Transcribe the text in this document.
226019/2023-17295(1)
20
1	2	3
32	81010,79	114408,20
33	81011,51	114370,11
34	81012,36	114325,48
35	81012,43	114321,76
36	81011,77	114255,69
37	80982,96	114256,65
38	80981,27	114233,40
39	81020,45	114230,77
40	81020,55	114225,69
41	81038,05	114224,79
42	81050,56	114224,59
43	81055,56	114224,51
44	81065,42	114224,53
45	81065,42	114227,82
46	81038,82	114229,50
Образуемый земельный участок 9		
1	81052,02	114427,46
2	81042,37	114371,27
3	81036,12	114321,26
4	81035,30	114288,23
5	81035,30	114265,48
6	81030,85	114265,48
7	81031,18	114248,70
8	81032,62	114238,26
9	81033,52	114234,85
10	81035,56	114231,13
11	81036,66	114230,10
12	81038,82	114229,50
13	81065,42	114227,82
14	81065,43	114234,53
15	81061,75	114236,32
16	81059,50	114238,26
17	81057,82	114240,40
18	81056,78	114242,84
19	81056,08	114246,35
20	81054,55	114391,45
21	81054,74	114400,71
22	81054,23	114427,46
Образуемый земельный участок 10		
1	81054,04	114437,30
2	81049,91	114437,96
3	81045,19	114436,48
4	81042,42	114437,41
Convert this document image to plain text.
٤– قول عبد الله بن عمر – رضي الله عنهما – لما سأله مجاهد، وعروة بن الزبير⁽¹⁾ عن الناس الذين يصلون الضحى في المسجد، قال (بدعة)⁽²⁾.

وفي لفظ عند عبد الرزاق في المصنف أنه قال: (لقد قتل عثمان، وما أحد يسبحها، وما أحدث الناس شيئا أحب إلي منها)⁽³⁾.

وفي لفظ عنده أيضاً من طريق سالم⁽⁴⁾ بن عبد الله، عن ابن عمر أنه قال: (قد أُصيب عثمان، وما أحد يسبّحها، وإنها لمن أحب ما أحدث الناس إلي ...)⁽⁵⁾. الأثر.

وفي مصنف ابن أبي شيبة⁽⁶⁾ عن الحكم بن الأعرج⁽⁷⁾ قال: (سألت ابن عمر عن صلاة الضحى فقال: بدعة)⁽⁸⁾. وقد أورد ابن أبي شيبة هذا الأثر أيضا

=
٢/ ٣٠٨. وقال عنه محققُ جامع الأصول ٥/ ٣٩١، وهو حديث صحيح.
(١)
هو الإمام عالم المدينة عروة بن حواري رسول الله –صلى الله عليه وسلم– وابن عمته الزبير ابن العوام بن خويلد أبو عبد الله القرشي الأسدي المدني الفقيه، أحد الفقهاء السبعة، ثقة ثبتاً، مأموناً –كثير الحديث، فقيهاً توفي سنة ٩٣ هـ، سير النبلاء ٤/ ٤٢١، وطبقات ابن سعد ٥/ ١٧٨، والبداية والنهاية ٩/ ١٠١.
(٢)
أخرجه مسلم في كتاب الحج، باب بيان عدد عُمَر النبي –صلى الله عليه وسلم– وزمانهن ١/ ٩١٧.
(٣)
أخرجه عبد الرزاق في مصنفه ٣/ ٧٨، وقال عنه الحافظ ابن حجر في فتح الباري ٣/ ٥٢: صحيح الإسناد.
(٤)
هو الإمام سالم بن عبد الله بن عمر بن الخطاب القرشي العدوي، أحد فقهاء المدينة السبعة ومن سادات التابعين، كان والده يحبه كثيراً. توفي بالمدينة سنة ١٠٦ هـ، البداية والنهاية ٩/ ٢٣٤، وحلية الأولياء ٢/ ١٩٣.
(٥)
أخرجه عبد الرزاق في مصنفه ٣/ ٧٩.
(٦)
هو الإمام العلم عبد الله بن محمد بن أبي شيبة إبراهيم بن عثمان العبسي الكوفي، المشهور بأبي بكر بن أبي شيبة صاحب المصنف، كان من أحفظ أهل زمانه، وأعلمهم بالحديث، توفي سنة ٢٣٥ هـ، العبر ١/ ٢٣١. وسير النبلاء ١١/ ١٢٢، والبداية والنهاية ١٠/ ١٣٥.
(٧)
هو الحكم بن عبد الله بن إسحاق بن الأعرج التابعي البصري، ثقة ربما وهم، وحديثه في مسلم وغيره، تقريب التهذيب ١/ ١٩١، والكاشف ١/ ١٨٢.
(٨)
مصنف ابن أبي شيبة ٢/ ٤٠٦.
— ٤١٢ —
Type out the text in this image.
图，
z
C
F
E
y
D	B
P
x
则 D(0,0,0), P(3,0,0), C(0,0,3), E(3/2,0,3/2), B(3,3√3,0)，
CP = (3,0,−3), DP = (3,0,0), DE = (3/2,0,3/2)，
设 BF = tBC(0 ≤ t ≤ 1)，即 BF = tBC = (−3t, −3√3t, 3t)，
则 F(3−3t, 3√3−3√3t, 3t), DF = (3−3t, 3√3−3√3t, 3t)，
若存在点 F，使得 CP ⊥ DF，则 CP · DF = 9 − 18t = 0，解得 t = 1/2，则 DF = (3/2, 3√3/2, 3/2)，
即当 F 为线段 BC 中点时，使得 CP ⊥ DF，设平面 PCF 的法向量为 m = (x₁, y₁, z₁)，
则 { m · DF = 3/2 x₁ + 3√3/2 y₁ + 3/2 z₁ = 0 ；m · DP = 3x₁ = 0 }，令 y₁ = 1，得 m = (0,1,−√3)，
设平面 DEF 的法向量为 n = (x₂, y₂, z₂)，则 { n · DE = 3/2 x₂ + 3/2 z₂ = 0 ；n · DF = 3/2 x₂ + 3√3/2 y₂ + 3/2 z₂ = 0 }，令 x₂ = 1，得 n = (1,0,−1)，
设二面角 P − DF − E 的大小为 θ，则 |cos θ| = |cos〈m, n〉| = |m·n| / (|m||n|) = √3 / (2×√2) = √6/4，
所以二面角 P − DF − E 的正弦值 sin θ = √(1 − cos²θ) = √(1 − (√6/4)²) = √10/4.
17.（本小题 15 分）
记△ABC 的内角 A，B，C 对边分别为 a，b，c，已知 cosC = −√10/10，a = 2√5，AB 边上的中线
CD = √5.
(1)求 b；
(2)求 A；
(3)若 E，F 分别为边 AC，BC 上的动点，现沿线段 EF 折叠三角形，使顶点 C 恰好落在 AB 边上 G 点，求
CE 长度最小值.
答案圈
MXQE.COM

_DIRECTIONS FOR THIS TASK_.
Give all the records again. Match them exactly.

_SOLVED EXERCISE_.
Transcribe the text in this document.
226019/2023-17295(1)
20
1	2	3
32	81010,79	114408,20
33	81011,51	114370,11
34	81012,36	114325,48
35	81012,43	114321,76
36	81011,77	114255,69
37	80982,96	114256,65
38	80981,27	114233,40
39	81020,45	114230,77
40	81020,55	114225,69
41	81038,05	114224,79
42	81050,56	114224,59
43	81055,56	114224,51
44	81065,42	114224,53
45	81065,42	114227,82
46	81038,82	114229,50
Образуемый земельный участок 9		
1	81052,02	114427,46
2	81042,37	114371,27
3	81036,12	114321,26
4	81035,30	114288,23
5	81035,30	114265,48
6	81030,85	114265,48
7	81031,18	114248,70
8	81032,62	114238,26
9	81033,52	114234,85
10	81035,56	114231,13
11	81036,66	114230,10
12	81038,82	114229,50
13	81065,42	114227,82
14	81065,43	114234,53
15	81061,75	114236,32
16	81059,50	114238,26
17	81057,82	114240,40
18	81056,78	114242,84
19	81056,08	114246,35
20	81054,55	114391,45
21	81054,74	114400,71
22	81054,23	114427,46
Образуемый земельный участок 10		
1	81054,04	114437,30
2	81049,91	114437,96
3	81045,19	114436,48
4	81042,42	114437,41
Convert this document image to plain text.
٤– قول عبد الله بن عمر – رضي الله عنهما – لما سأله مجاهد، وعروة بن الزبير⁽¹⁾ عن الناس الذين يصلون الضحى في المسجد، قال (بدعة)⁽²⁾.

وفي لفظ عند عبد الرزاق في المصنف أنه قال: (لقد قتل عثمان، وما أحد يسبحها، وما أحدث الناس شيئا أحب إلي منها)⁽³⁾.

وفي لفظ عنده أيضاً من طريق سالم⁽⁴⁾ بن عبد الله، عن ابن عمر أنه قال: (قد أُصيب عثمان، وما أحد يسبّحها، وإنها لمن أحب ما أحدث الناس إلي ...)⁽⁵⁾. الأثر.

وفي مصنف ابن أبي شيبة⁽⁶⁾ عن الحكم بن الأعرج⁽⁷⁾ قال: (سألت ابن عمر عن صلاة الضحى فقال: بدعة)⁽⁸⁾. وقد أورد ابن أبي شيبة هذا الأثر أيضا

=
٢/ ٣٠٨. وقال عنه محققُ جامع الأصول ٥/ ٣٩١، وهو حديث صحيح.
(١)
هو الإمام عالم المدينة عروة بن حواري رسول الله –صلى الله عليه وسلم– وابن عمته الزبير ابن العوام بن خويلد أبو عبد الله القرشي الأسدي المدني الفقيه، أحد الفقهاء السبعة، ثقة ثبتاً، مأموناً –كثير الحديث، فقيهاً توفي سنة ٩٣ هـ، سير النبلاء ٤/ ٤٢١، وطبقات ابن سعد ٥/ ١٧٨، والبداية والنهاية ٩/ ١٠١.
(٢)
أخرجه مسلم في كتاب الحج، باب بيان عدد عُمَر النبي –صلى الله عليه وسلم– وزمانهن ١/ ٩١٧.
(٣)
أخرجه عبد الرزاق في مصنفه ٣/ ٧٨، وقال عنه الحافظ ابن حجر في فتح الباري ٣/ ٥٢: صحيح الإسناد.
(٤)
هو الإمام سالم بن عبد الله بن عمر بن الخطاب القرشي العدوي، أحد فقهاء المدينة السبعة ومن سادات التابعين، كان والده يحبه كثيراً. توفي بالمدينة سنة ١٠٦ هـ، البداية والنهاية ٩/ ٢٣٤، وحلية الأولياء ٢/ ١٩٣.
(٥)
أخرجه عبد الرزاق في مصنفه ٣/ ٧٩.
(٦)
هو الإمام العلم عبد الله بن محمد بن أبي شيبة إبراهيم بن عثمان العبسي الكوفي، المشهور بأبي بكر بن أبي شيبة صاحب المصنف، كان من أحفظ أهل زمانه، وأعلمهم بالحديث، توفي سنة ٢٣٥ هـ، العبر ١/ ٢٣١. وسير النبلاء ١١/ ١٢٢، والبداية والنهاية ١٠/ ١٣٥.
(٧)
هو الحكم بن عبد الله بن إسحاق بن الأعرج التابعي البصري، ثقة ربما وهم، وحديثه في مسلم وغيره، تقريب التهذيب ١/ ١٩١، والكاشف ١/ ١٨٢.
(٨)
مصنف ابن أبي شيبة ٢/ ٤٠٦.
— ٤١٢ —
Type out the text in this image.
图，
z
C
F
E
y
D	B
P
x
则 D(0,0,0), P(3,0,0), C(0,0,3), E(3/2,0,3/2), B(3,3√3,0)，
CP = (3,0,−3), DP = (3,0,0), DE = (3/2,0,3/2)，
设 BF = tBC(0 ≤ t ≤ 1)，即 BF = tBC = (−3t, −3√3t, 3t)，
则 F(3−3t, 3√3−3√3t, 3t), DF = (3−3t, 3√3−3√3t, 3t)，
若存在点 F，使得 CP ⊥ DF，则 CP · DF = 9 − 18t = 0，解得 t = 1/2，则 DF = (3/2, 3√3/2, 3/2)，
即当 F 为线段 BC 中点时，使得 CP ⊥ DF，设平面 PCF 的法向量为 m = (x₁, y₁, z₁)，
则 { m · DF = 3/2 x₁ + 3√3/2 y₁ + 3/2 z₁ = 0 ；m · DP = 3x₁ = 0 }，令 y₁ = 1，得 m = (0,1,−√3)，
设平面 DEF 的法向量为 n = (x₂, y₂, z₂)，则 { n · DE = 3/2 x₂ + 3/2 z₂ = 0 ；n · DF = 3/2 x₂ + 3√3/2 y₂ + 3/2 z₂ = 0 }，令 x₂ = 1，得 n = (1,0,−1)，
设二面角 P − DF − E 的大小为 θ，则 |cos θ| = |cos〈m, n〉| = |m·n| / (|m||n|) = √3 / (2×√2) = √6/4，
所以二面角 P − DF − E 的正弦值 sin θ = √(1 − cos²θ) = √(1 − (√6/4)²) = √10/4.
17.（本小题 15 分）
记△ABC 的内角 A，B，C 对边分别为 a，b，c，已知 cosC = −√10/10，a = 2√5，AB 边上的中线
CD = √5.
(1)求 b；
(2)求 A；
(3)若 E，F 分别为边 AC，BC 上的动点，现沿线段 EF 折叠三角形，使顶点 C 恰好落在 AB 边上 G 点，求
CE 长度最小值.
答案圈
MXQE.COM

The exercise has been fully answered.